Records to process:

____

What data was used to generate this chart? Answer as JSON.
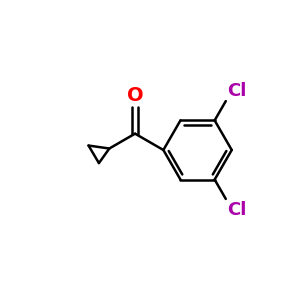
{
  "background_color": "#ffffff",
  "bond_color": "#000000",
  "oxygen_color": "#ff0000",
  "chlorine_color": "#aa00aa",
  "bond_width": 1.8,
  "font_size_atom": 13,
  "fig_width": 3.0,
  "fig_height": 3.0,
  "dpi": 100,
  "xlim": [
    0,
    10
  ],
  "ylim": [
    0,
    10
  ]
}
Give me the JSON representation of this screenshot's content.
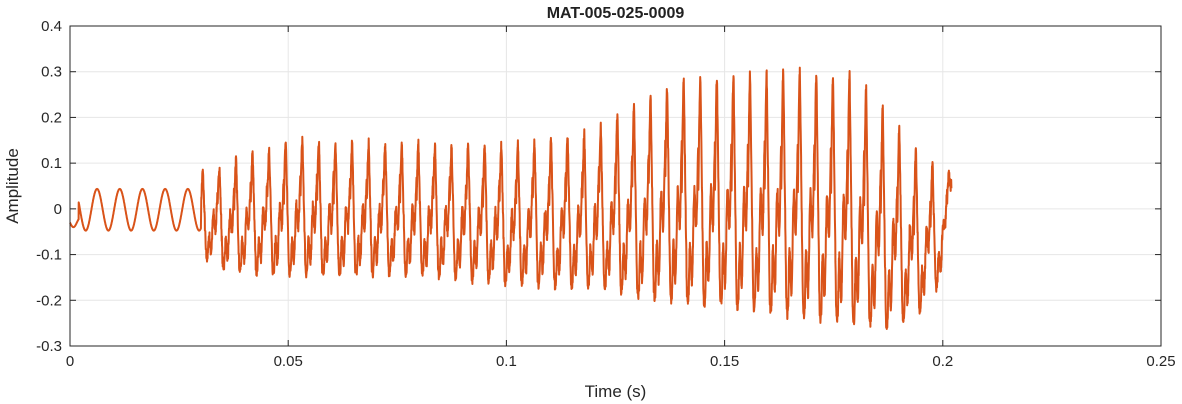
{
  "chart_data": {
    "type": "line",
    "title": "MAT-005-025-0009",
    "xlabel": "Time (s)",
    "ylabel": "Amplitude",
    "xlim": [
      0,
      0.25
    ],
    "ylim": [
      -0.3,
      0.4
    ],
    "xticks": [
      0,
      0.05,
      0.1,
      0.15,
      0.2,
      0.25
    ],
    "xtick_labels": [
      "0",
      "0.05",
      "0.1",
      "0.15",
      "0.2",
      "0.25"
    ],
    "yticks": [
      -0.3,
      -0.2,
      -0.1,
      0,
      0.1,
      0.2,
      0.3,
      0.4
    ],
    "ytick_labels": [
      "-0.3",
      "-0.2",
      "-0.1",
      "0",
      "0.1",
      "0.2",
      "0.3",
      "0.4"
    ],
    "grid": true,
    "series": [
      {
        "color": "#D95319",
        "duration": 0.202,
        "note_segments": [
          {
            "t_start": 0.0,
            "t_end": 0.03,
            "shape": "sine",
            "period": 0.0052,
            "amplitude": 0.048
          },
          {
            "t_start": 0.03,
            "t_end": 0.202,
            "shape": "voiced",
            "period": 0.0038
          }
        ],
        "envelope": [
          {
            "t": 0.03,
            "max": 0.08,
            "min": -0.1
          },
          {
            "t": 0.036,
            "max": 0.1,
            "min": -0.13
          },
          {
            "t": 0.05,
            "max": 0.15,
            "min": -0.14
          },
          {
            "t": 0.08,
            "max": 0.14,
            "min": -0.14
          },
          {
            "t": 0.1,
            "max": 0.14,
            "min": -0.16
          },
          {
            "t": 0.12,
            "max": 0.17,
            "min": -0.17
          },
          {
            "t": 0.13,
            "max": 0.23,
            "min": -0.19
          },
          {
            "t": 0.14,
            "max": 0.28,
            "min": -0.2
          },
          {
            "t": 0.15,
            "max": 0.29,
            "min": -0.21
          },
          {
            "t": 0.165,
            "max": 0.3,
            "min": -0.23
          },
          {
            "t": 0.18,
            "max": 0.29,
            "min": -0.25
          },
          {
            "t": 0.188,
            "max": 0.2,
            "min": -0.26
          },
          {
            "t": 0.195,
            "max": 0.12,
            "min": -0.22
          },
          {
            "t": 0.2,
            "max": 0.08,
            "min": -0.15
          },
          {
            "t": 0.202,
            "max": 0.07,
            "min": 0.05
          }
        ]
      }
    ]
  }
}
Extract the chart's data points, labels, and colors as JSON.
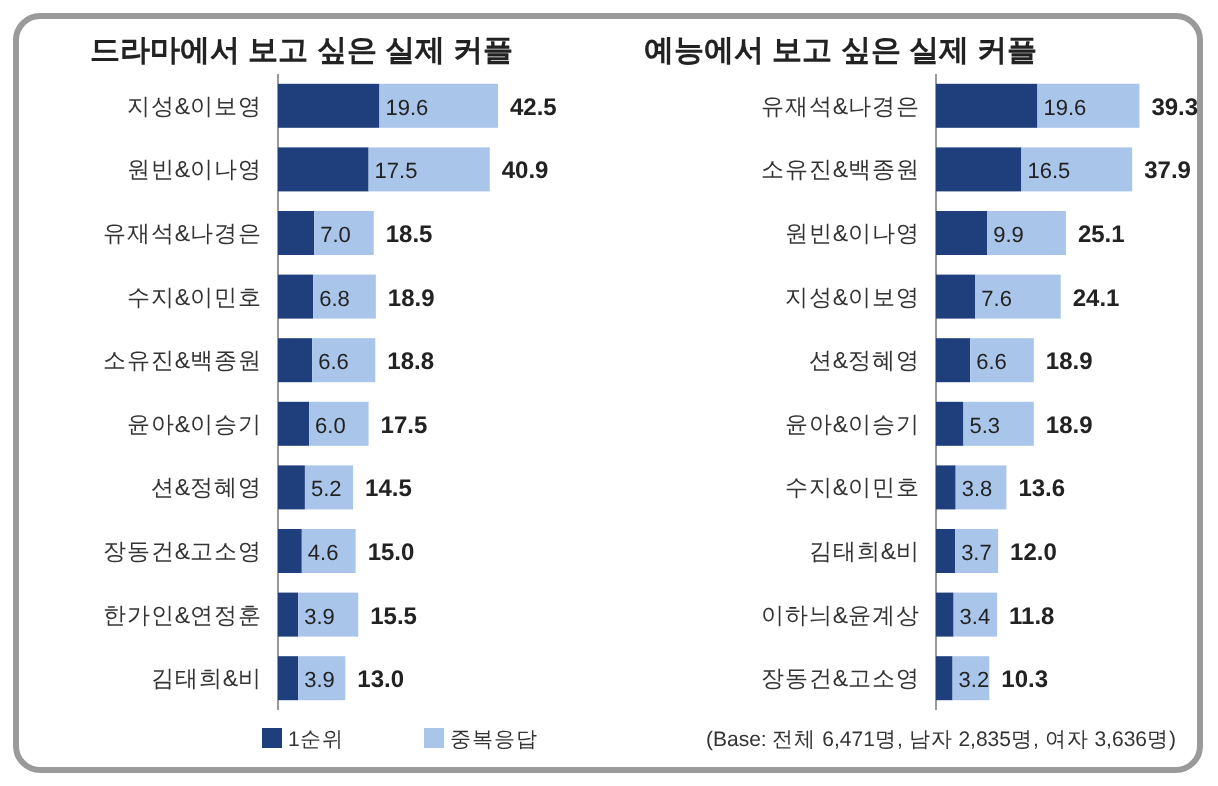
{
  "chart_data": [
    {
      "type": "bar",
      "orientation": "horizontal",
      "stacked": true,
      "title": "드라마에서 보고 싶은 실제 커플",
      "categories": [
        "지성&이보영",
        "원빈&이나영",
        "유재석&나경은",
        "수지&이민호",
        "소유진&백종원",
        "윤아&이승기",
        "션&정혜영",
        "장동건&고소영",
        "한가인&연정훈",
        "김태희&비"
      ],
      "series": [
        {
          "name": "1순위",
          "color": "#1f3f7c",
          "values": [
            19.6,
            17.5,
            7.0,
            6.8,
            6.6,
            6.0,
            5.2,
            4.6,
            3.9,
            3.9
          ],
          "value_labels": [
            "19.6",
            "17.5",
            "7.0",
            "6.8",
            "6.6",
            "6.0",
            "5.2",
            "4.6",
            "3.9",
            "3.9"
          ]
        },
        {
          "name": "중복응답",
          "color": "#a9c6ea",
          "values": [
            22.9,
            23.4,
            11.5,
            12.1,
            12.2,
            11.5,
            9.3,
            10.4,
            11.6,
            9.1
          ]
        }
      ],
      "totals": [
        "42.5",
        "40.9",
        "18.5",
        "18.9",
        "18.8",
        "17.5",
        "14.5",
        "15.0",
        "15.5",
        "13.0"
      ],
      "legend": "bottom"
    },
    {
      "type": "bar",
      "orientation": "horizontal",
      "stacked": true,
      "title": "예능에서 보고 싶은 실제 커플",
      "categories": [
        "유재석&나경은",
        "소유진&백종원",
        "원빈&이나영",
        "지성&이보영",
        "션&정혜영",
        "윤아&이승기",
        "수지&이민호",
        "김태희&비",
        "이하늬&윤계상",
        "장동건&고소영"
      ],
      "series": [
        {
          "color": "#1f3f7c",
          "values": [
            19.6,
            16.5,
            9.9,
            7.6,
            6.6,
            5.3,
            3.8,
            3.7,
            3.4,
            3.2
          ],
          "value_labels": [
            "19.6",
            "16.5",
            "9.9",
            "7.6",
            "6.6",
            "5.3",
            "3.8",
            "3.7",
            "3.4",
            "3.2"
          ]
        },
        {
          "color": "#a9c6ea",
          "values": [
            19.7,
            21.4,
            15.2,
            16.5,
            12.3,
            13.6,
            9.8,
            8.3,
            8.4,
            7.1
          ]
        }
      ],
      "totals": [
        "39.3",
        "37.9",
        "25.1",
        "24.1",
        "18.9",
        "18.9",
        "13.6",
        "12.0",
        "11.8",
        "10.3"
      ],
      "annotations": [
        "(Base: 전체 6,471명, 남자 2,835명, 여자 3,636명)"
      ]
    }
  ]
}
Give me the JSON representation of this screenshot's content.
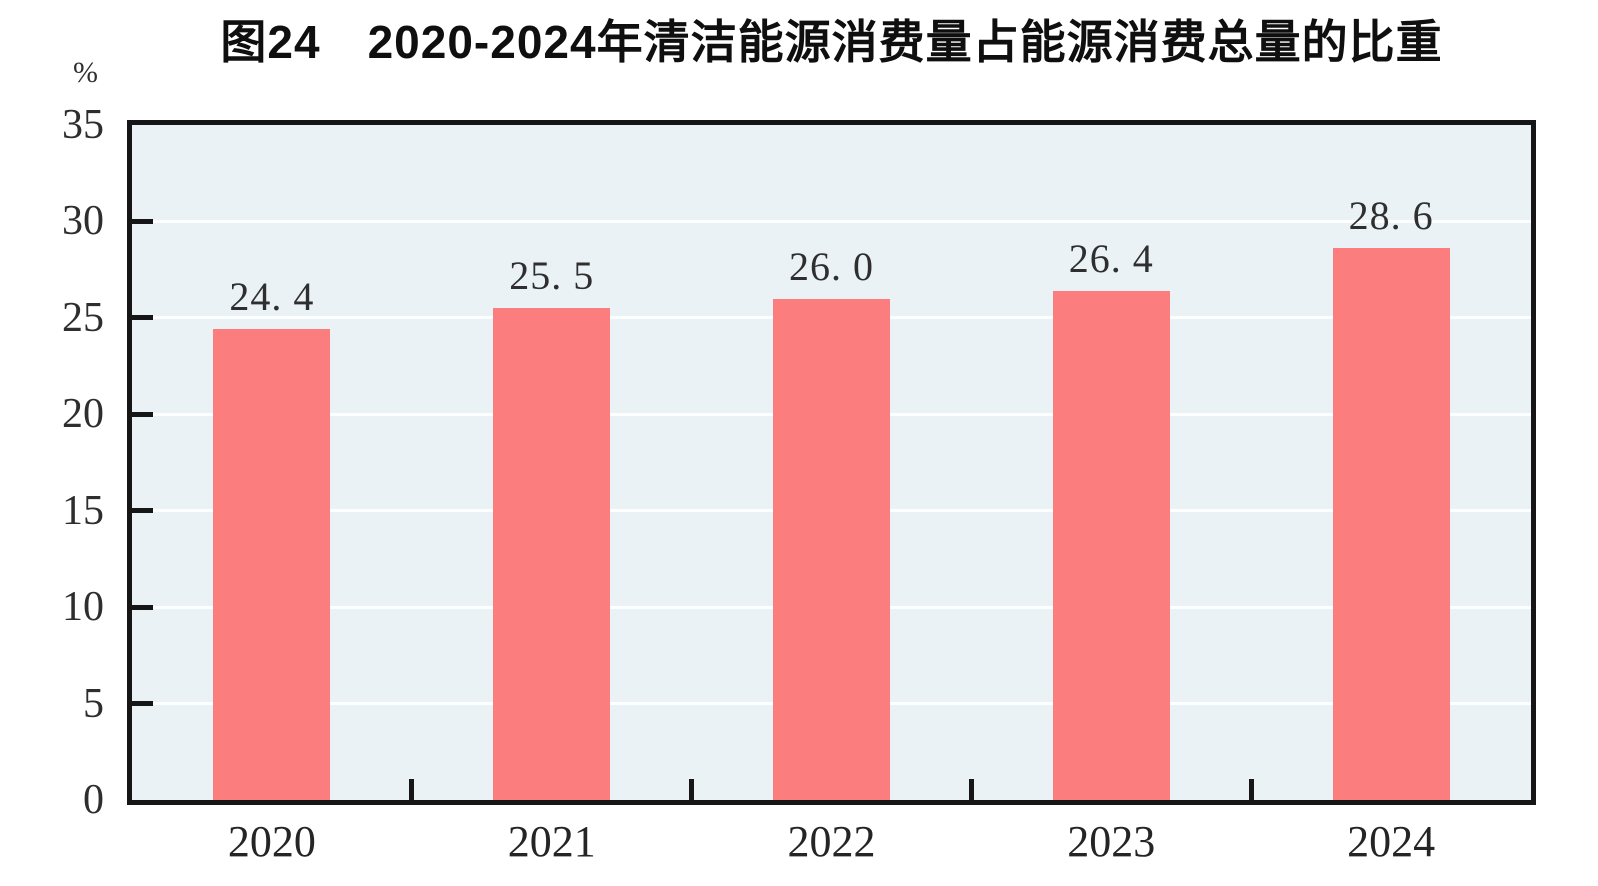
{
  "figure": {
    "title": "图24　2020-2024年清洁能源消费量占能源消费总量的比重",
    "unit_label": "%"
  },
  "chart_data": {
    "type": "bar",
    "title": "图24　2020-2024年清洁能源消费量占能源消费总量的比重",
    "categories": [
      "2020",
      "2021",
      "2022",
      "2023",
      "2024"
    ],
    "values": [
      24.4,
      25.5,
      26.0,
      26.4,
      28.6
    ],
    "bar_labels": [
      "24. 4",
      "25. 5",
      "26. 0",
      "26. 4",
      "28. 6"
    ],
    "xlabel": "",
    "ylabel": "%",
    "ylim": [
      0,
      35
    ],
    "ytick_step": 5,
    "yticks": [
      0,
      5,
      10,
      15,
      20,
      25,
      30,
      35
    ],
    "grid": "horizontal-white-lines-every-5",
    "legend": "none",
    "colors": {
      "bar": "#fb7d7e",
      "plot_background": "#eaf2f6",
      "gridline": "#fdfeff",
      "axis": "#161616",
      "tick_text": "#2e2e2e",
      "title_text": "#0f0f0f"
    }
  }
}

____

What to do: Using the records above, copy every line that has the word "JSON" in it.

Solution to this exercise:
What data was used to generate this chart? Answer as JSON.
Give me the JSON representation of this screenshot's content.
Extract the chart's data points, labels, and colors as JSON.
Give me the JSON representation of this screenshot's content.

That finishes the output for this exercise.